— start Stored records —
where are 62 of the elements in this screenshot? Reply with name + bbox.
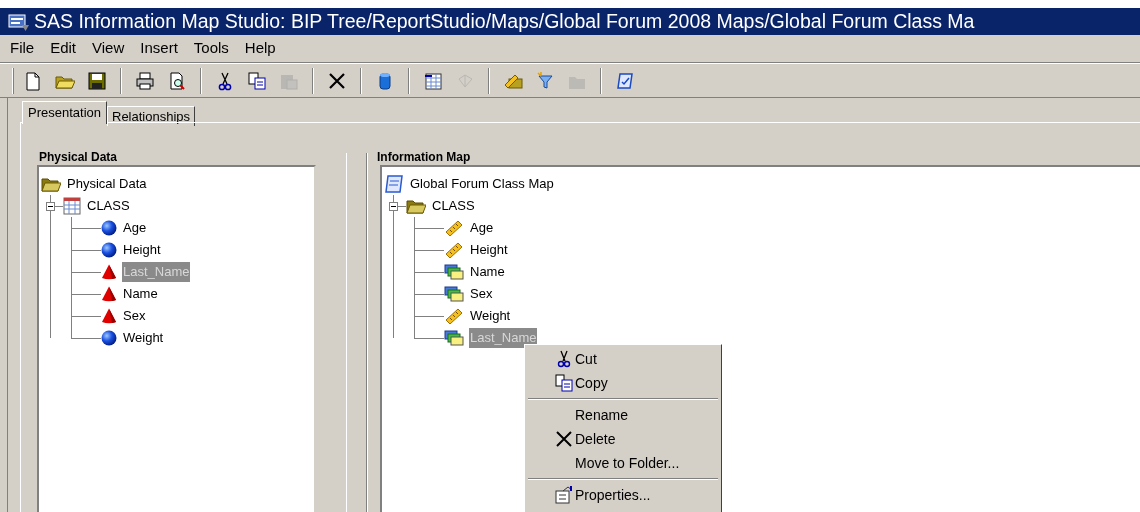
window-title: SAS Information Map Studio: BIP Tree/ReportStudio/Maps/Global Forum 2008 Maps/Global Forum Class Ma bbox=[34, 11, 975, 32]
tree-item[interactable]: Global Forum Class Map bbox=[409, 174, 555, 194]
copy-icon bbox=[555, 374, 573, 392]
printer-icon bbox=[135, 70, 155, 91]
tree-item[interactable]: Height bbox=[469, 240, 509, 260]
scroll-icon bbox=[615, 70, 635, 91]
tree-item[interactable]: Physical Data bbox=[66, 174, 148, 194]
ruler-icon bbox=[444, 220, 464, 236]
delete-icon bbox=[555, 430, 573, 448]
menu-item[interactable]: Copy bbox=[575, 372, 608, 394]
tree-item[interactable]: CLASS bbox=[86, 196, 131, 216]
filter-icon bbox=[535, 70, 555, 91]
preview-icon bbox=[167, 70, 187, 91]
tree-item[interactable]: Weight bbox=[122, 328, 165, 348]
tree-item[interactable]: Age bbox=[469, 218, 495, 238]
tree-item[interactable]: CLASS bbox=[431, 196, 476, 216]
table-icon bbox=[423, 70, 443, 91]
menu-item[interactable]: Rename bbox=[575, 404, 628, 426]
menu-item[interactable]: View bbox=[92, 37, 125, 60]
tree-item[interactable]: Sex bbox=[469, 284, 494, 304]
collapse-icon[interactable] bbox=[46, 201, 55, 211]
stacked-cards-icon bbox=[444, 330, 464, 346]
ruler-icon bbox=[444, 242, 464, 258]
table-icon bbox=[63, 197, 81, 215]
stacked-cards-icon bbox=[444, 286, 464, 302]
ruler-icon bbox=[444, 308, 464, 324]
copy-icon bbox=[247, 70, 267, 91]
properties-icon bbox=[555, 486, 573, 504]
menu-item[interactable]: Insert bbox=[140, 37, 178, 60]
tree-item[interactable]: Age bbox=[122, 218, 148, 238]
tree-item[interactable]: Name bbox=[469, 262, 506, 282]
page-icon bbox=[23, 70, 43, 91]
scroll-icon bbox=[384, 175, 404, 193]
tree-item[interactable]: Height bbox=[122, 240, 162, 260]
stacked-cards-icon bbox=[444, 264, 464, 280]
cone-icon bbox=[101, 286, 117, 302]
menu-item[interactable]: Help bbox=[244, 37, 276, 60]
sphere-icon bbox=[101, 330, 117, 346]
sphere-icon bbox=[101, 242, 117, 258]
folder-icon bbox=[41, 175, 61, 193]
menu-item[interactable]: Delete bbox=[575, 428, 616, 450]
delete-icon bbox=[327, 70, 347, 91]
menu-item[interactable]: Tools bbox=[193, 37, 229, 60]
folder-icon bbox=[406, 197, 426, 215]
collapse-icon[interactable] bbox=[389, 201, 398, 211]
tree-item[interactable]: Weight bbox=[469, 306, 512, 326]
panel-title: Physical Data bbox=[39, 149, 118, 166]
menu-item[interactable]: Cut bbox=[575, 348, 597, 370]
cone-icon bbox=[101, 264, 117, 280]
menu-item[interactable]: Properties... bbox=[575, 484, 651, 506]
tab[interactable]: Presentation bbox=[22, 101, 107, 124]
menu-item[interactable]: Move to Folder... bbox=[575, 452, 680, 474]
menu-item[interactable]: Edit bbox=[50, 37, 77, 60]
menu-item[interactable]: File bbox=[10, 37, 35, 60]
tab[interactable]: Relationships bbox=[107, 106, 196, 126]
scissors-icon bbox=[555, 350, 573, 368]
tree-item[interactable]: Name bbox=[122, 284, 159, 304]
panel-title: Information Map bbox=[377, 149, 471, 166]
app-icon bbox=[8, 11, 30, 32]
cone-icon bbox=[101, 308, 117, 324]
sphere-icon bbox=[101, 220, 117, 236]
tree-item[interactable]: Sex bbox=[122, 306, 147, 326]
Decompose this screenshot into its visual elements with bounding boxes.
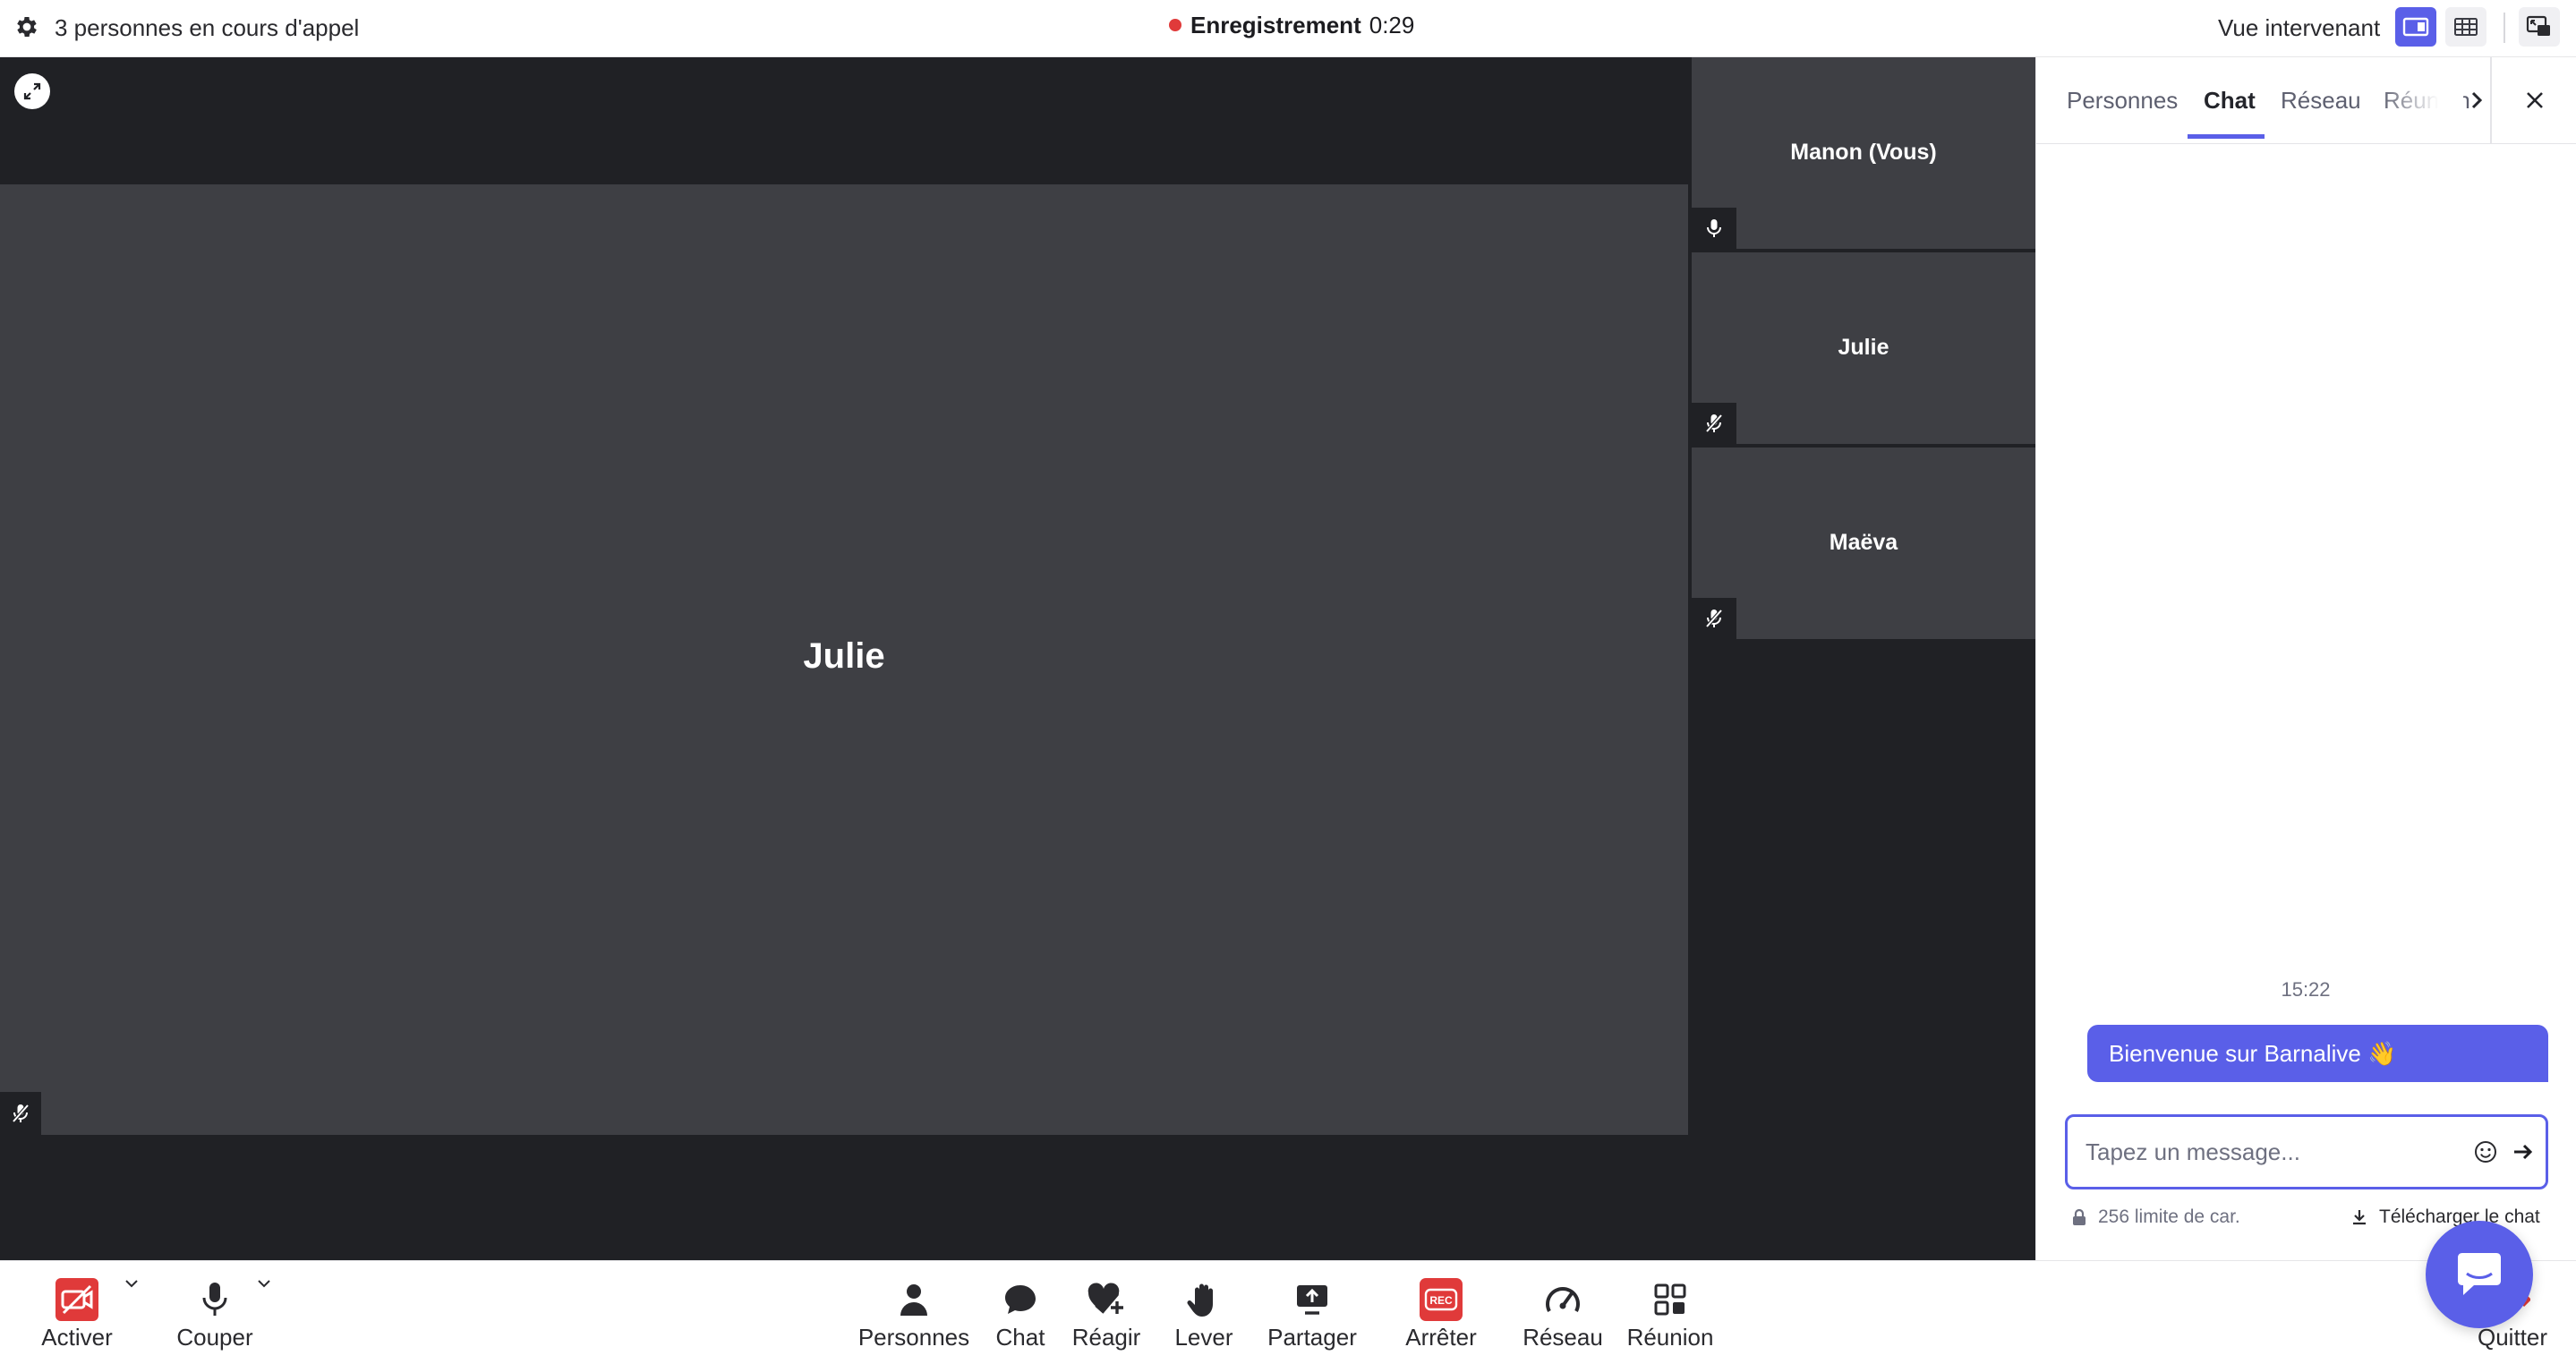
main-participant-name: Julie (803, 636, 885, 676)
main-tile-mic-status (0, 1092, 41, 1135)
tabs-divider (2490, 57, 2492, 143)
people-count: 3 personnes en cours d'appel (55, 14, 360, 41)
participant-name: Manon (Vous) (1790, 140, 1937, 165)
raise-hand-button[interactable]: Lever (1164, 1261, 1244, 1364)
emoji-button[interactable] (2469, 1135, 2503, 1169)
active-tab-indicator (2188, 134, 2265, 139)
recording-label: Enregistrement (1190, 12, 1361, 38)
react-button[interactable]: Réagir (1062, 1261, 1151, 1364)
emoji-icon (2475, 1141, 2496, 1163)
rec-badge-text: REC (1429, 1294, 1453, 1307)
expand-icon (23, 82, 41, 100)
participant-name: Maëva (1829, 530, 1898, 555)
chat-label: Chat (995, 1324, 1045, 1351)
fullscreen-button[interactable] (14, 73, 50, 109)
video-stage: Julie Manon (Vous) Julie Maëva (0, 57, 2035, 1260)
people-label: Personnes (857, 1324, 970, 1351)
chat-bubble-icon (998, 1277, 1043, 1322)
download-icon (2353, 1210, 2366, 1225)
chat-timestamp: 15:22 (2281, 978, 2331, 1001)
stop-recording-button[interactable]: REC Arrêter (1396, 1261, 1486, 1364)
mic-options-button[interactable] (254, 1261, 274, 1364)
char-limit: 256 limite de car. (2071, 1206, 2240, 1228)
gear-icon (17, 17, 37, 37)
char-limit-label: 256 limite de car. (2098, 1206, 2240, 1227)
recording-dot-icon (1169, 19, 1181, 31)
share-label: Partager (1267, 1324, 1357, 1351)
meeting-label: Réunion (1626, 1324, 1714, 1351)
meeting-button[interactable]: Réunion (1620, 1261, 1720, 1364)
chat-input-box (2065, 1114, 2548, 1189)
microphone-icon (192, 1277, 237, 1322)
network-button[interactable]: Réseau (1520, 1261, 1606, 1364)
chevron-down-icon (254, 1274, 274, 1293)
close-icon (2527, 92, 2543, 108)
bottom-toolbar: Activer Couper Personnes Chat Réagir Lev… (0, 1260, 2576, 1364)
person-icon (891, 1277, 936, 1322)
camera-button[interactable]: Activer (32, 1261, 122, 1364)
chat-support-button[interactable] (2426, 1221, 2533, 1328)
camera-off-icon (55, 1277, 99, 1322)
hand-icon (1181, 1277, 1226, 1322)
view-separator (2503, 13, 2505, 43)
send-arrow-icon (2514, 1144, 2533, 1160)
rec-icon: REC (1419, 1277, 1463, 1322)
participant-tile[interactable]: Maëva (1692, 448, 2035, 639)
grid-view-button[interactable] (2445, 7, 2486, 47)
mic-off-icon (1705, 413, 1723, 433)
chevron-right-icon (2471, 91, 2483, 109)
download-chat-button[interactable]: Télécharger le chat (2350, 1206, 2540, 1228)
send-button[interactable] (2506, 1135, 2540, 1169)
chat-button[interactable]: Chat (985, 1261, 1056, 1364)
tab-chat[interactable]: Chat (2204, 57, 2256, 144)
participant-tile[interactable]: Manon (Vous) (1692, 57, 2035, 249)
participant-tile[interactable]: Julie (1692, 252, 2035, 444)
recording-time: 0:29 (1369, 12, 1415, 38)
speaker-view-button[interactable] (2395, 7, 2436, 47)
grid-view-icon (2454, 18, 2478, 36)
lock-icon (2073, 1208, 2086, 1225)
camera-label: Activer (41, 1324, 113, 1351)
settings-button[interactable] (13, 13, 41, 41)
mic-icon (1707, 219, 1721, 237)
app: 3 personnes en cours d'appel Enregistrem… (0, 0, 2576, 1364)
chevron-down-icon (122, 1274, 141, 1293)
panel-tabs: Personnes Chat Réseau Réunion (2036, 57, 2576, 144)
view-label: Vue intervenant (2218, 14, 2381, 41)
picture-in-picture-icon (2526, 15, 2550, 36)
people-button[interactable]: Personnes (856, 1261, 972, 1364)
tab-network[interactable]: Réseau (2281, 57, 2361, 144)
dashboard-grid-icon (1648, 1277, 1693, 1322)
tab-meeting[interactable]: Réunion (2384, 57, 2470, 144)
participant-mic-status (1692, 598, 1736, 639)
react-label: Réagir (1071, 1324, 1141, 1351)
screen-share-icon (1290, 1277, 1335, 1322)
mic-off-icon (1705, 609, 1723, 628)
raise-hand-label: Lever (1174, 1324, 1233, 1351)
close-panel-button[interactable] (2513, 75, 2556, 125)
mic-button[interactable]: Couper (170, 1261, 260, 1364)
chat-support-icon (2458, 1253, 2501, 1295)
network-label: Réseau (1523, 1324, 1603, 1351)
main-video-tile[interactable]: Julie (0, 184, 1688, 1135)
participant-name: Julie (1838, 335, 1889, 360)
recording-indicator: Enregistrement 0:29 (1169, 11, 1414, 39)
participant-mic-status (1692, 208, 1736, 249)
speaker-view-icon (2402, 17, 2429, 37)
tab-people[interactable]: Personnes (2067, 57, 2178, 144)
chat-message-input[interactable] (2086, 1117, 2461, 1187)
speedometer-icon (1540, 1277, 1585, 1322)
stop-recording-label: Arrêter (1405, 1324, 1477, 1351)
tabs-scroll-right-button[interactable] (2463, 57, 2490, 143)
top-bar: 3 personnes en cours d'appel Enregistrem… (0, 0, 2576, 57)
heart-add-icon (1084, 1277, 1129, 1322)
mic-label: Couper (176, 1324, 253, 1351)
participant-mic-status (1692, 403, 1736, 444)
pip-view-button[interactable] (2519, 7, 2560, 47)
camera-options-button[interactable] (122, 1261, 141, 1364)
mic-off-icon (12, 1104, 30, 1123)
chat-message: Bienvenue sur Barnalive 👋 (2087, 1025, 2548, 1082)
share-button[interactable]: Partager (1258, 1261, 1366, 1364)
— end Stored records —
Required task:
Express the rows above as a JSON list of strings, one string per line, from the line with "main-participant-name: Julie (803, 636, 885, 676)" to the line with "rec-badge-text: REC (1429, 1294, 1453, 1307)", both included.

Result for this task:
[
  "main-participant-name: Julie (803, 636, 885, 676)",
  "main-tile-mic-status (0, 1092, 41, 1135)",
  "tabs-divider (2490, 57, 2492, 143)",
  "people-count: 3 personnes en cours d'appel (55, 14, 360, 41)",
  "participant-name: Manon (Vous) (1790, 140, 1937, 165)",
  "raise-hand-button[interactable]: Lever (1164, 1261, 1244, 1364)",
  "emoji-button[interactable] (2469, 1135, 2503, 1169)",
  "active-tab-indicator (2188, 134, 2265, 139)",
  "recording-label: Enregistrement (1190, 12, 1361, 38)",
  "react-button[interactable]: Réagir (1062, 1261, 1151, 1364)",
  "emoji-icon (2475, 1141, 2496, 1163)",
  "rec-badge-text: REC (1429, 1294, 1453, 1307)"
]